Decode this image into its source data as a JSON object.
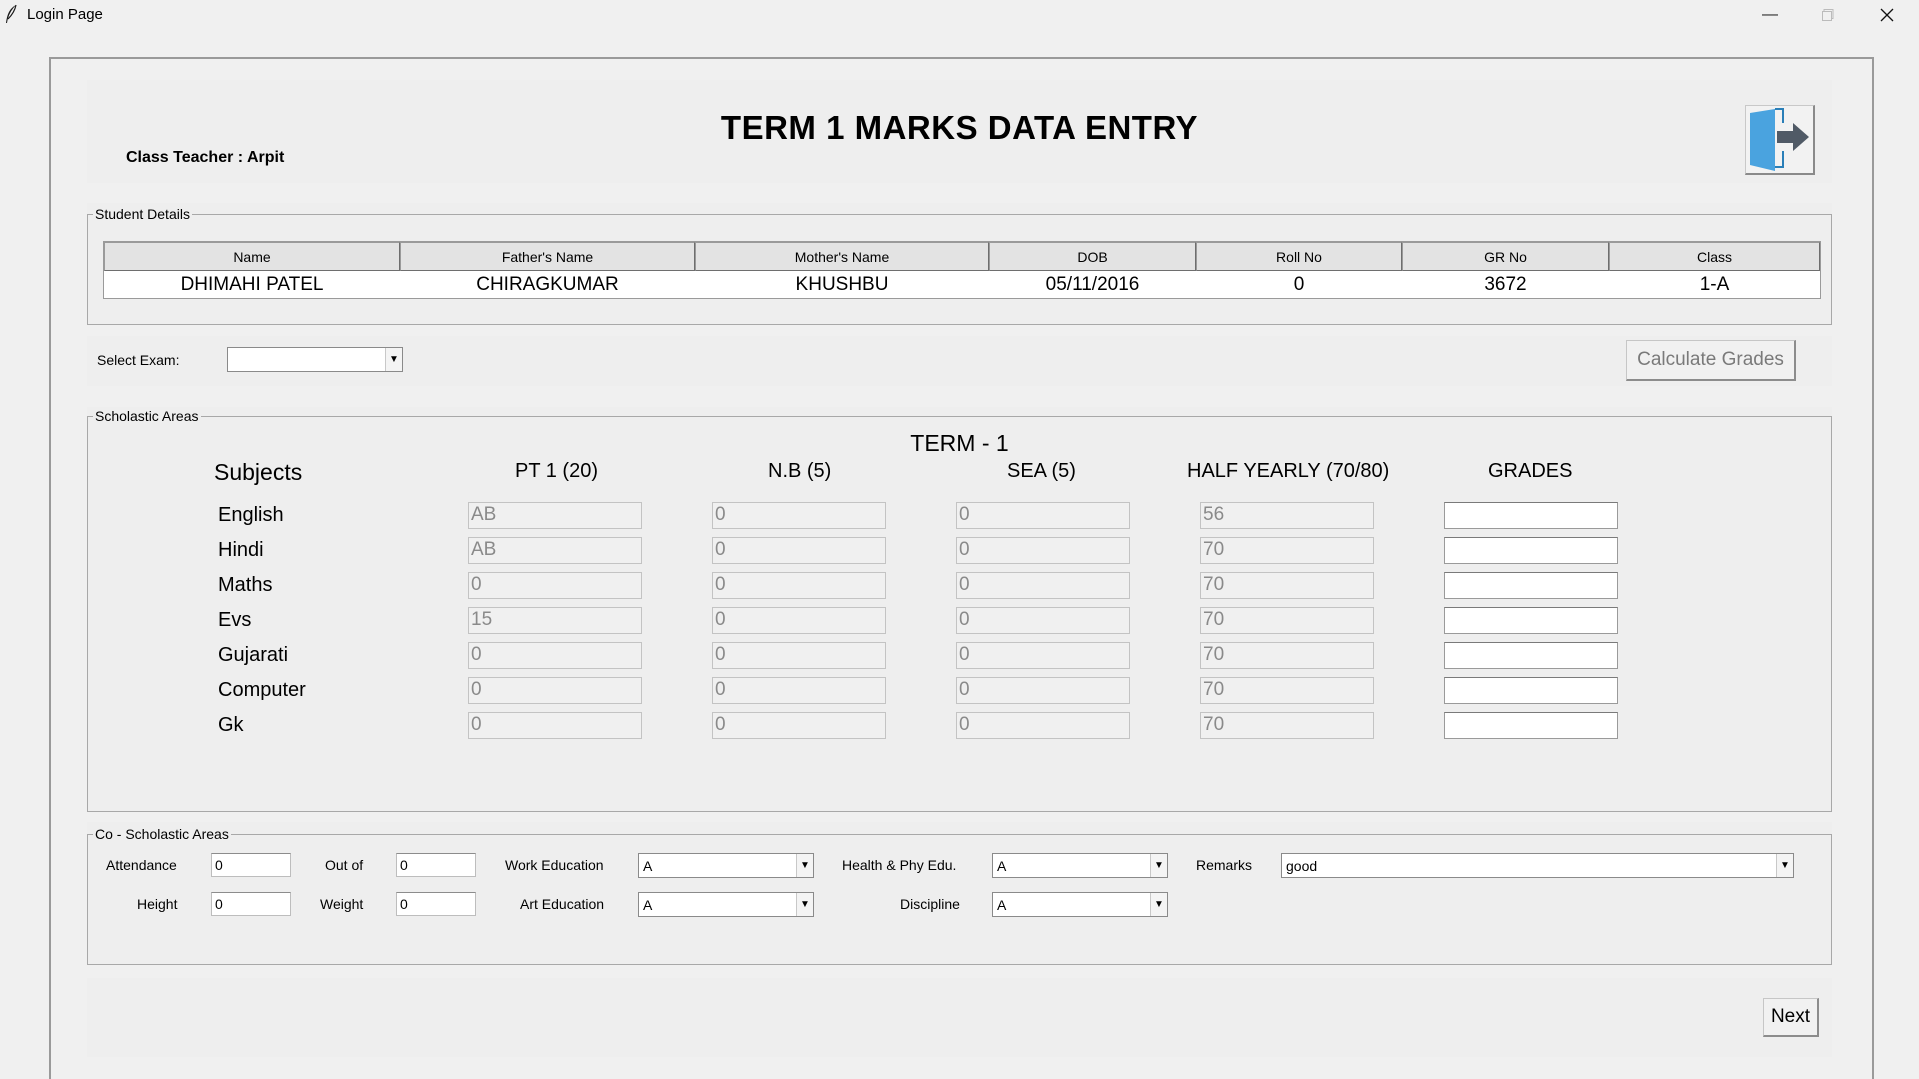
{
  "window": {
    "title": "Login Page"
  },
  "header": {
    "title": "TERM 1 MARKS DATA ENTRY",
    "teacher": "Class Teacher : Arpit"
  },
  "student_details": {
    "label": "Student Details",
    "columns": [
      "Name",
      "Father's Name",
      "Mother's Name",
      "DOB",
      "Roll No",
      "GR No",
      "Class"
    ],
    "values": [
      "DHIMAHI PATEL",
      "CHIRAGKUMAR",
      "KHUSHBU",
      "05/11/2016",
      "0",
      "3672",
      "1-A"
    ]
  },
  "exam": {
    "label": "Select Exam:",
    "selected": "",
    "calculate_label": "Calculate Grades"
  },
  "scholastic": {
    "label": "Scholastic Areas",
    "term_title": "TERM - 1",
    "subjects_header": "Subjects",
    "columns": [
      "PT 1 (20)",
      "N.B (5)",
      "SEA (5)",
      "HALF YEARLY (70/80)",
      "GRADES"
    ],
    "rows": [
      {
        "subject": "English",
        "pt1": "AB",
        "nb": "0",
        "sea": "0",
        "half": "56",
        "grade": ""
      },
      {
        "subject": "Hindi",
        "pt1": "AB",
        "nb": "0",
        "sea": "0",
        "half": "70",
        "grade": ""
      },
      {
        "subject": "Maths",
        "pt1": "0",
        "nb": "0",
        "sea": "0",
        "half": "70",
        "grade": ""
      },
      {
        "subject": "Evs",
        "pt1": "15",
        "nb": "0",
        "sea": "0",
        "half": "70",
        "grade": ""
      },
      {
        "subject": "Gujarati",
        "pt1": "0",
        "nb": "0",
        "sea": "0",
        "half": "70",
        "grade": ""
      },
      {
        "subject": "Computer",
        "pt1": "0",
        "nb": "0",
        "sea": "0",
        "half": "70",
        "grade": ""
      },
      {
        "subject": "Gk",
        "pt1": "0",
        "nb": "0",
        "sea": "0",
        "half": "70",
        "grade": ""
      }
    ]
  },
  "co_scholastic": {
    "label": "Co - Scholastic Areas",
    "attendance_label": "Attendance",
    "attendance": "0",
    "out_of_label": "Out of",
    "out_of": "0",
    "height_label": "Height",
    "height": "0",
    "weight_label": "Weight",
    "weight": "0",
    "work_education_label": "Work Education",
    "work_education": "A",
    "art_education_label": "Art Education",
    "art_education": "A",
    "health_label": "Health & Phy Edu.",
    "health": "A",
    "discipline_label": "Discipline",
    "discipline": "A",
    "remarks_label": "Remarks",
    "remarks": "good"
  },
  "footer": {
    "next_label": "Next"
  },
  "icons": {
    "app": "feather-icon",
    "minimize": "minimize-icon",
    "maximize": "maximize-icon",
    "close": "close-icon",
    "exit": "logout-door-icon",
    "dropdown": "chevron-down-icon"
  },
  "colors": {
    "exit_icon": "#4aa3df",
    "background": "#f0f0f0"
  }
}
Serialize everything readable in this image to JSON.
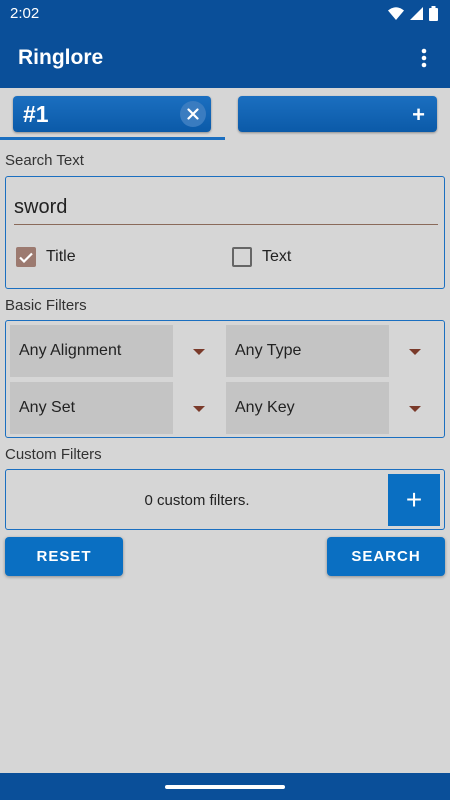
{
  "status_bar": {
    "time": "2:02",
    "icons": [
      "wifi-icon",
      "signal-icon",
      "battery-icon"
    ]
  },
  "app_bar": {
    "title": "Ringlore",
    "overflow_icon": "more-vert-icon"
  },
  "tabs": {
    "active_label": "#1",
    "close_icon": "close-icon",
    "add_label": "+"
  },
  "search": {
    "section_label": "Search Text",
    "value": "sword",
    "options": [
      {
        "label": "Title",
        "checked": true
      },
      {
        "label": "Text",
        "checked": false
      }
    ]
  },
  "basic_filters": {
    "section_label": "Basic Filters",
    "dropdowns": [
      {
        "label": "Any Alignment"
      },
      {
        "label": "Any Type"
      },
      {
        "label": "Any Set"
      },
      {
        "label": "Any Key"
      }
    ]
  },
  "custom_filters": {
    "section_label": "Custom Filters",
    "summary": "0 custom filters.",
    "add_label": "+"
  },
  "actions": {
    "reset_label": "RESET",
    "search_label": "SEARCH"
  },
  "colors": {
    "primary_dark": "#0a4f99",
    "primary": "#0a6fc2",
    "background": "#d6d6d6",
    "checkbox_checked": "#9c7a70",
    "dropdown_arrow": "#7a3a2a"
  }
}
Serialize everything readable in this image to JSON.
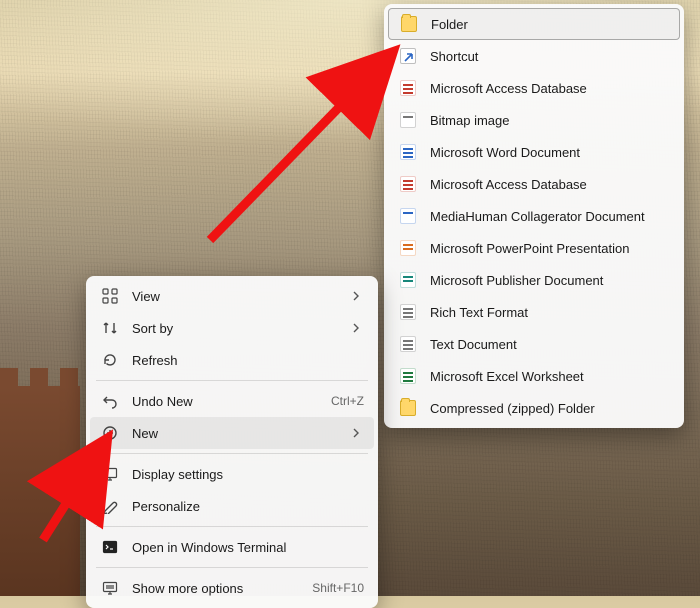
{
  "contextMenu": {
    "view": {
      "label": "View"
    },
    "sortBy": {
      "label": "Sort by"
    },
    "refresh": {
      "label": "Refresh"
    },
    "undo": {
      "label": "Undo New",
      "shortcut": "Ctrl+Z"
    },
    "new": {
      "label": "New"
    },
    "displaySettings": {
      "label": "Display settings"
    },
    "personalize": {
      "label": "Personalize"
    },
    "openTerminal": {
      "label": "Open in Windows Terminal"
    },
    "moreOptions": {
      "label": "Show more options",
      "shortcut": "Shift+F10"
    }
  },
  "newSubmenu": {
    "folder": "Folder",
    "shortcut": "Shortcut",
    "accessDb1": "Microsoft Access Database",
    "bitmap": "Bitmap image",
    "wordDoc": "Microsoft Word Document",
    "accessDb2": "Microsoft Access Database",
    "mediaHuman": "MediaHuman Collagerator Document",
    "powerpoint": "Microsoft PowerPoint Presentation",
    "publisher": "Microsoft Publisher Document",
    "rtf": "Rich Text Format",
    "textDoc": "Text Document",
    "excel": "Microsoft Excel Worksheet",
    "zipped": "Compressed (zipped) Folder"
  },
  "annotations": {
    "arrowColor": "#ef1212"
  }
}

▬▬▬

AIM:
All of the lines above should be printed exactly, minus the pictures.

FINAL RESULT:
Decode this image into its source data as a JSON object.
{
  "window": {
    "title": "Login Page"
  },
  "header": {
    "title": "TERM 1 MARKS DATA ENTRY",
    "teacher": "Class Teacher : Arpit"
  },
  "student_details": {
    "label": "Student Details",
    "columns": [
      "Name",
      "Father's Name",
      "Mother's Name",
      "DOB",
      "Roll No",
      "GR No",
      "Class"
    ],
    "values": [
      "DHIMAHI PATEL",
      "CHIRAGKUMAR",
      "KHUSHBU",
      "05/11/2016",
      "0",
      "3672",
      "1-A"
    ]
  },
  "exam": {
    "label": "Select Exam:",
    "selected": "",
    "calculate_label": "Calculate Grades"
  },
  "scholastic": {
    "label": "Scholastic Areas",
    "term_title": "TERM - 1",
    "subjects_header": "Subjects",
    "columns": [
      "PT 1 (20)",
      "N.B (5)",
      "SEA (5)",
      "HALF YEARLY (70/80)",
      "GRADES"
    ],
    "rows": [
      {
        "subject": "English",
        "pt1": "AB",
        "nb": "0",
        "sea": "0",
        "half": "56",
        "grade": ""
      },
      {
        "subject": "Hindi",
        "pt1": "AB",
        "nb": "0",
        "sea": "0",
        "half": "70",
        "grade": ""
      },
      {
        "subject": "Maths",
        "pt1": "0",
        "nb": "0",
        "sea": "0",
        "half": "70",
        "grade": ""
      },
      {
        "subject": "Evs",
        "pt1": "15",
        "nb": "0",
        "sea": "0",
        "half": "70",
        "grade": ""
      },
      {
        "subject": "Gujarati",
        "pt1": "0",
        "nb": "0",
        "sea": "0",
        "half": "70",
        "grade": ""
      },
      {
        "subject": "Computer",
        "pt1": "0",
        "nb": "0",
        "sea": "0",
        "half": "70",
        "grade": ""
      },
      {
        "subject": "Gk",
        "pt1": "0",
        "nb": "0",
        "sea": "0",
        "half": "70",
        "grade": ""
      }
    ]
  },
  "co_scholastic": {
    "label": "Co - Scholastic Areas",
    "attendance_label": "Attendance",
    "attendance": "0",
    "out_of_label": "Out of",
    "out_of": "0",
    "height_label": "Height",
    "height": "0",
    "weight_label": "Weight",
    "weight": "0",
    "work_education_label": "Work Education",
    "work_education": "A",
    "art_education_label": "Art Education",
    "art_education": "A",
    "health_label": "Health & Phy Edu.",
    "health": "A",
    "discipline_label": "Discipline",
    "discipline": "A",
    "remarks_label": "Remarks",
    "remarks": "good"
  },
  "footer": {
    "next_label": "Next"
  },
  "icons": {
    "app": "feather-icon",
    "minimize": "minimize-icon",
    "maximize": "maximize-icon",
    "close": "close-icon",
    "exit": "logout-door-icon",
    "dropdown": "chevron-down-icon"
  },
  "colors": {
    "exit_icon": "#4aa3df",
    "background": "#f0f0f0"
  }
}
Serialize everything readable in this image to JSON.
{
  "status_bar": {
    "time": "2:02",
    "icons": [
      "wifi-icon",
      "signal-icon",
      "battery-icon"
    ]
  },
  "app_bar": {
    "title": "Ringlore",
    "overflow_icon": "more-vert-icon"
  },
  "tabs": {
    "active_label": "#1",
    "close_icon": "close-icon",
    "add_label": "+"
  },
  "search": {
    "section_label": "Search Text",
    "value": "sword",
    "options": [
      {
        "label": "Title",
        "checked": true
      },
      {
        "label": "Text",
        "checked": false
      }
    ]
  },
  "basic_filters": {
    "section_label": "Basic Filters",
    "dropdowns": [
      {
        "label": "Any Alignment"
      },
      {
        "label": "Any Type"
      },
      {
        "label": "Any Set"
      },
      {
        "label": "Any Key"
      }
    ]
  },
  "custom_filters": {
    "section_label": "Custom Filters",
    "summary": "0 custom filters.",
    "add_label": "+"
  },
  "actions": {
    "reset_label": "RESET",
    "search_label": "SEARCH"
  },
  "colors": {
    "primary_dark": "#0a4f99",
    "primary": "#0a6fc2",
    "background": "#d6d6d6",
    "checkbox_checked": "#9c7a70",
    "dropdown_arrow": "#7a3a2a"
  }
}
Serialize everything readable in this image to JSON.
{
  "contextMenu": {
    "view": {
      "label": "View"
    },
    "sortBy": {
      "label": "Sort by"
    },
    "refresh": {
      "label": "Refresh"
    },
    "undo": {
      "label": "Undo New",
      "shortcut": "Ctrl+Z"
    },
    "new": {
      "label": "New"
    },
    "displaySettings": {
      "label": "Display settings"
    },
    "personalize": {
      "label": "Personalize"
    },
    "openTerminal": {
      "label": "Open in Windows Terminal"
    },
    "moreOptions": {
      "label": "Show more options",
      "shortcut": "Shift+F10"
    }
  },
  "newSubmenu": {
    "folder": "Folder",
    "shortcut": "Shortcut",
    "accessDb1": "Microsoft Access Database",
    "bitmap": "Bitmap image",
    "wordDoc": "Microsoft Word Document",
    "accessDb2": "Microsoft Access Database",
    "mediaHuman": "MediaHuman Collagerator Document",
    "powerpoint": "Microsoft PowerPoint Presentation",
    "publisher": "Microsoft Publisher Document",
    "rtf": "Rich Text Format",
    "textDoc": "Text Document",
    "excel": "Microsoft Excel Worksheet",
    "zipped": "Compressed (zipped) Folder"
  },
  "annotations": {
    "arrowColor": "#ef1212"
  }
}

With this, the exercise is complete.